Supplied entries:
━━━━━━━━━━━━━━━━━━━━
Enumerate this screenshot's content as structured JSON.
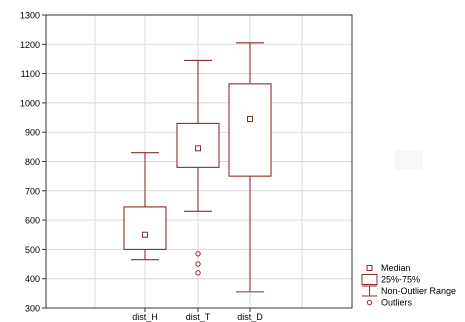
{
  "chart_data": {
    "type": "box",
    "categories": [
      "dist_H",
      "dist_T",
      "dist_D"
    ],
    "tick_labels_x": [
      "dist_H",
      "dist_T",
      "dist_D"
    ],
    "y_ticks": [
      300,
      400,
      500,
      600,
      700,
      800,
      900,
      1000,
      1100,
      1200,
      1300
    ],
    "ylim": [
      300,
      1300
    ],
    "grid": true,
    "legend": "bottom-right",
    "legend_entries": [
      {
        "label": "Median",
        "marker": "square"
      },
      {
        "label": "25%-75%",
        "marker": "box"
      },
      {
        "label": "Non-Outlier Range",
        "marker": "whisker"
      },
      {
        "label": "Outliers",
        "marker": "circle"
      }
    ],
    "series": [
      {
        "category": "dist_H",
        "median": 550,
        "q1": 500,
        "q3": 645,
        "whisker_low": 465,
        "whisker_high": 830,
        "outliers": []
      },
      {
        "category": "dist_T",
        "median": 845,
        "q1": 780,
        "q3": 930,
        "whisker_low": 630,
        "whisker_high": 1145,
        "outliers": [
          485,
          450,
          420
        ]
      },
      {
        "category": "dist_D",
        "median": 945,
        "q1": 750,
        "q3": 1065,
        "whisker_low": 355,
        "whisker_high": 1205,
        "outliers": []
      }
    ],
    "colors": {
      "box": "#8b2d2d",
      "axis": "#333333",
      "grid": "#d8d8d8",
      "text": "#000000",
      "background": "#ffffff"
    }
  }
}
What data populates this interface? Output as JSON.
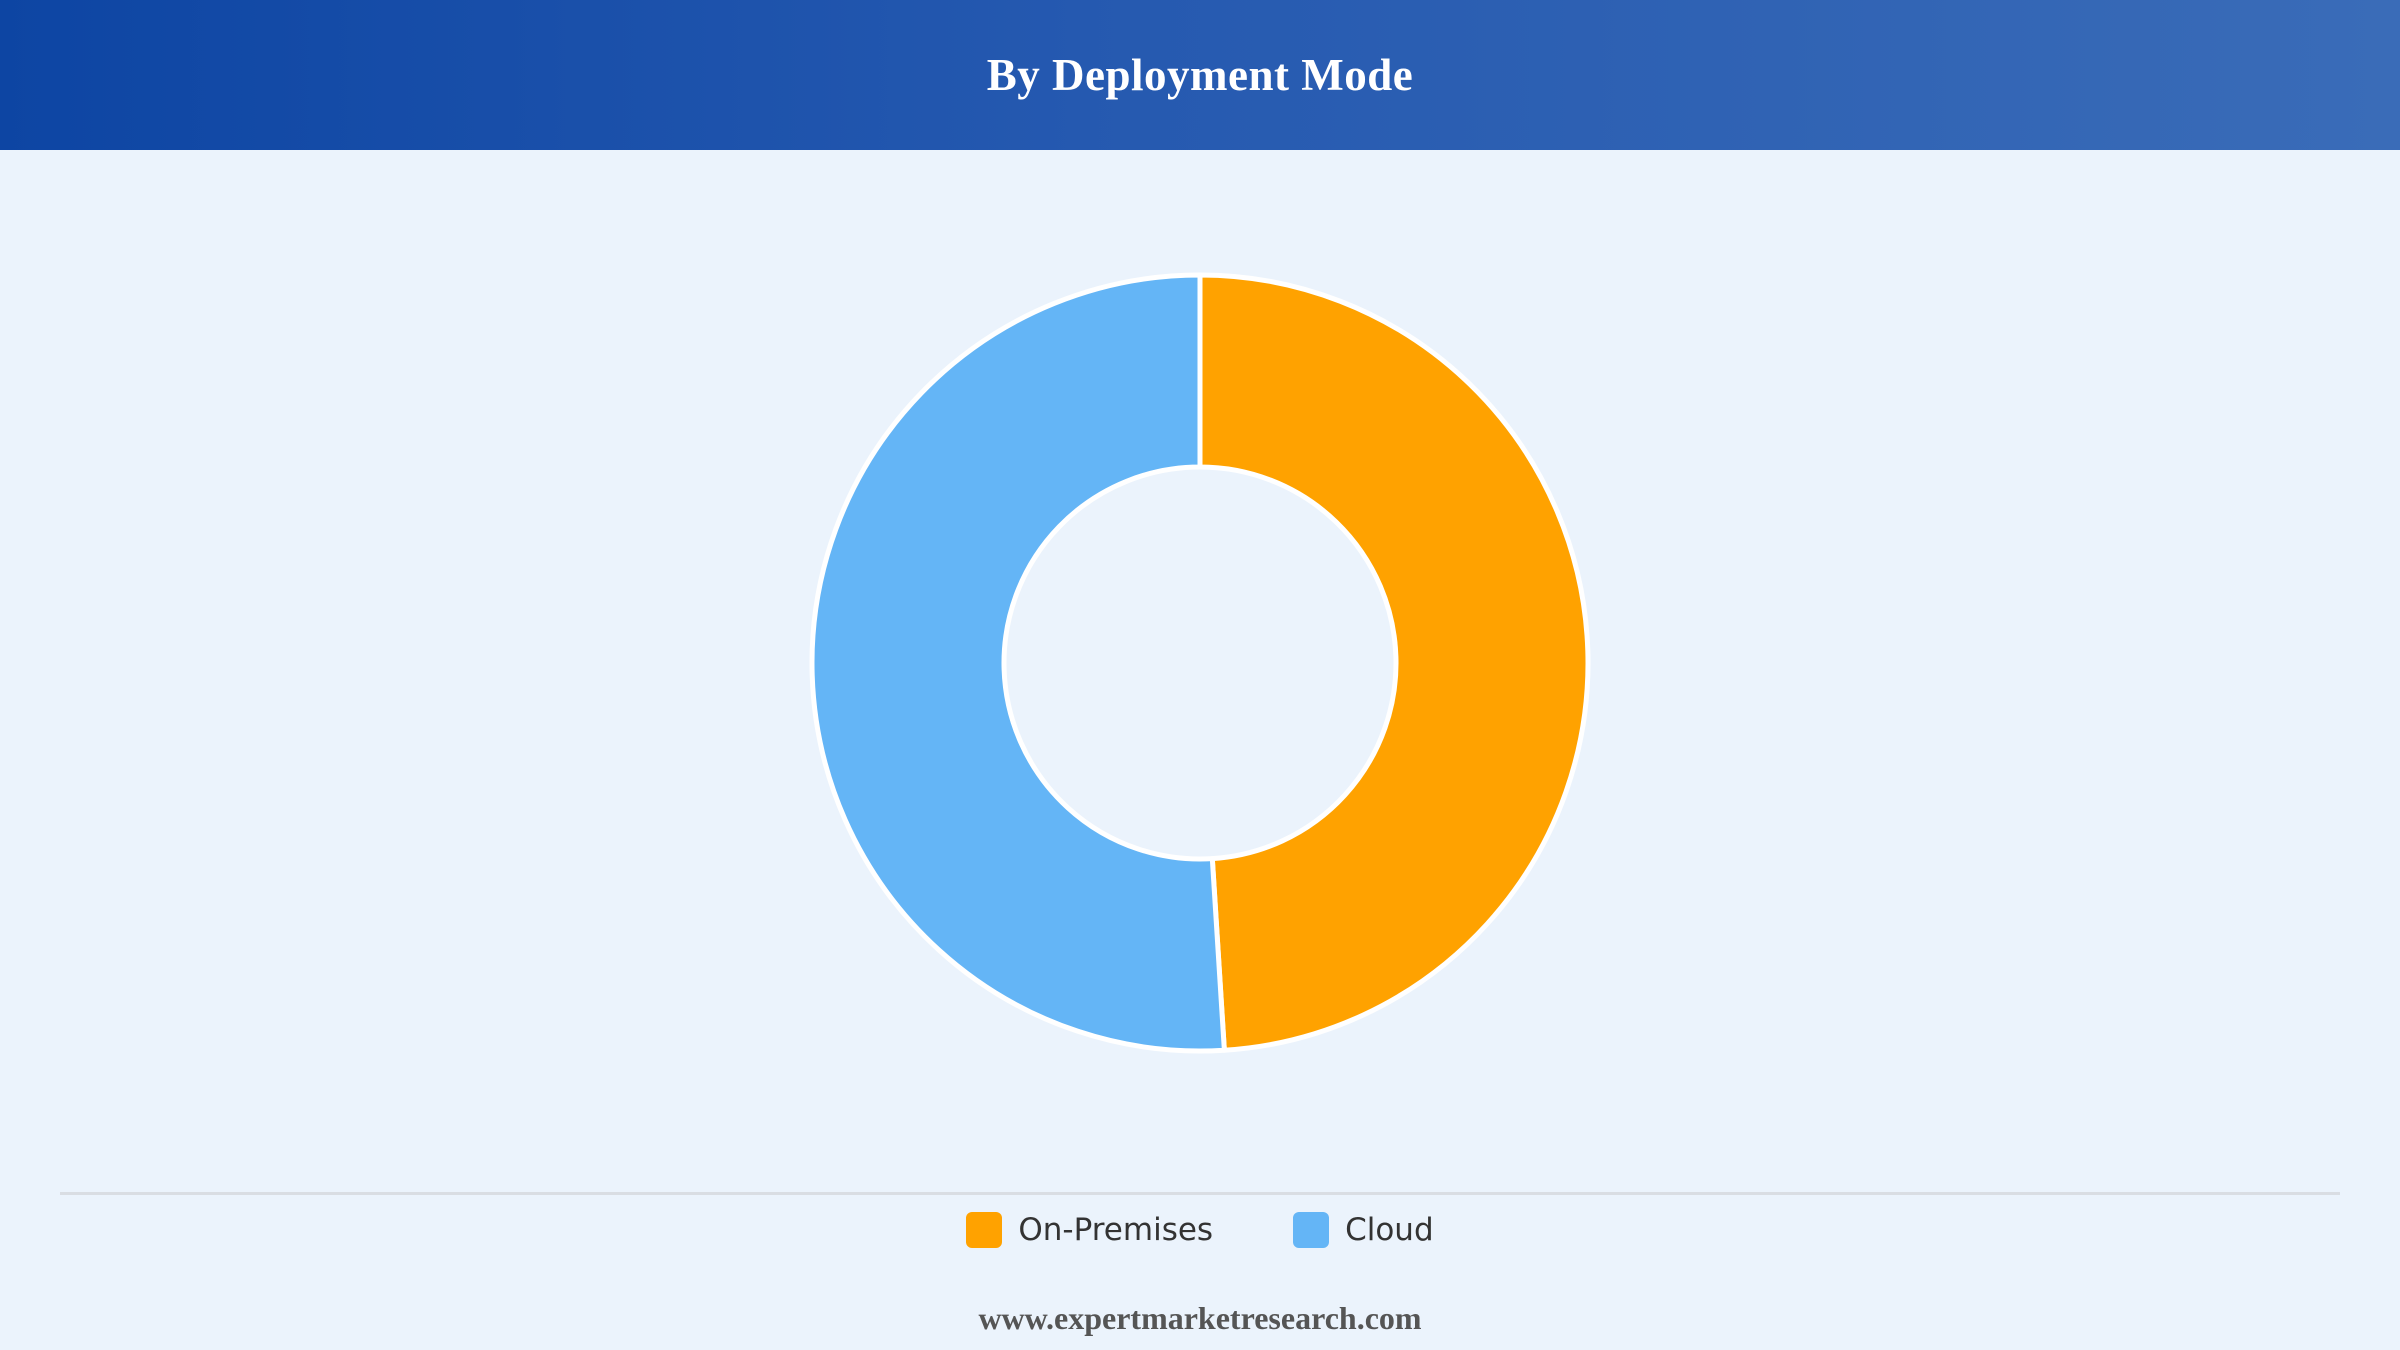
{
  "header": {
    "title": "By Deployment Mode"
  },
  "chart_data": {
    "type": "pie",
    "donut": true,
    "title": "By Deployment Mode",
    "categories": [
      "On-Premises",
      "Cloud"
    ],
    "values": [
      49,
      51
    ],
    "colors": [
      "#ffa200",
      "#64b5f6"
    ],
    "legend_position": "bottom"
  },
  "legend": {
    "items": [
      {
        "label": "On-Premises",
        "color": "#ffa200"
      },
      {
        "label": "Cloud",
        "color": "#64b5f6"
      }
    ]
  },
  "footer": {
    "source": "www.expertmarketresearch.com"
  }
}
━━━━━━━━━━━━━━━━━━━━
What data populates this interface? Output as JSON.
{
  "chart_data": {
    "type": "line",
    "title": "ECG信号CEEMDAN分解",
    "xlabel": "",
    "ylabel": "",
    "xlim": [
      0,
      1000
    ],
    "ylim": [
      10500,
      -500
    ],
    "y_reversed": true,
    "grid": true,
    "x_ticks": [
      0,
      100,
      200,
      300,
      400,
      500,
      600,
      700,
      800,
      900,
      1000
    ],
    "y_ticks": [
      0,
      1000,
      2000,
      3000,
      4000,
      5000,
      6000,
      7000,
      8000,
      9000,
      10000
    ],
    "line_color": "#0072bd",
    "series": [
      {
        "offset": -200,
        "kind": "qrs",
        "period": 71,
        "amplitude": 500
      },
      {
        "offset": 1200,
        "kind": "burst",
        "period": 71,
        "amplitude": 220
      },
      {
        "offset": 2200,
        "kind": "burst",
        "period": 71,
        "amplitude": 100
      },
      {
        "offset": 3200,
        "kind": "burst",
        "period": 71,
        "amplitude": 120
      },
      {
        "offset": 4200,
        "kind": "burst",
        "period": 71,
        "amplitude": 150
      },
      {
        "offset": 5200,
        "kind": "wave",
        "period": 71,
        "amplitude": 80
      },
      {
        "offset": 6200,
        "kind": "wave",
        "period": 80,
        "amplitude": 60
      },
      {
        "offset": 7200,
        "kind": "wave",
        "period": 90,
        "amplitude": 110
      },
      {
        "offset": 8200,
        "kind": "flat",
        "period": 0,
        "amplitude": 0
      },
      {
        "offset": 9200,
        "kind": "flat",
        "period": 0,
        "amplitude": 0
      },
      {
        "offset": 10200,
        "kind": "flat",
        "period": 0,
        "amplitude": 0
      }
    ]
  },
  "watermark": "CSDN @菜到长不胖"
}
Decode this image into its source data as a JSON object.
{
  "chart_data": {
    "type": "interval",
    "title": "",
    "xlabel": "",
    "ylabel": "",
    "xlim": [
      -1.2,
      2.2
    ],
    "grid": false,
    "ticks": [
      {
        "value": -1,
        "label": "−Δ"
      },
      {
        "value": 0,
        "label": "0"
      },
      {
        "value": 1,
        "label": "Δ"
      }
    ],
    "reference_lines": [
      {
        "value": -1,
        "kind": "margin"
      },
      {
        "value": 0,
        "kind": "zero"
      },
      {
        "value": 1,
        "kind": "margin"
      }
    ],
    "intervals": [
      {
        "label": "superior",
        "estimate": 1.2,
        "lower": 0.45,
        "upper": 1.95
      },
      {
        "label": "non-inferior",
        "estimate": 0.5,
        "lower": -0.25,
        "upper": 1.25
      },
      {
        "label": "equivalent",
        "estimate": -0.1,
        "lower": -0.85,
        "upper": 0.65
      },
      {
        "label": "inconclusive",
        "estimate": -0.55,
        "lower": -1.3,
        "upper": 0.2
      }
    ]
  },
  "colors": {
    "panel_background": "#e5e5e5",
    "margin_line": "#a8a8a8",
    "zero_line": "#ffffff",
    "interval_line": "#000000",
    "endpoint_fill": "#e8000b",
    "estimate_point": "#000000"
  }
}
━━━━━━━━━━━━━━━━━━━━
What is needed:
Copy each line above where the string "title" occurs.

Task solution:
    "title": "By Deployment Mode"
    "title": "By Deployment Mode",
    "title": "ECG信号CEEMDAN分解",
    "title": "",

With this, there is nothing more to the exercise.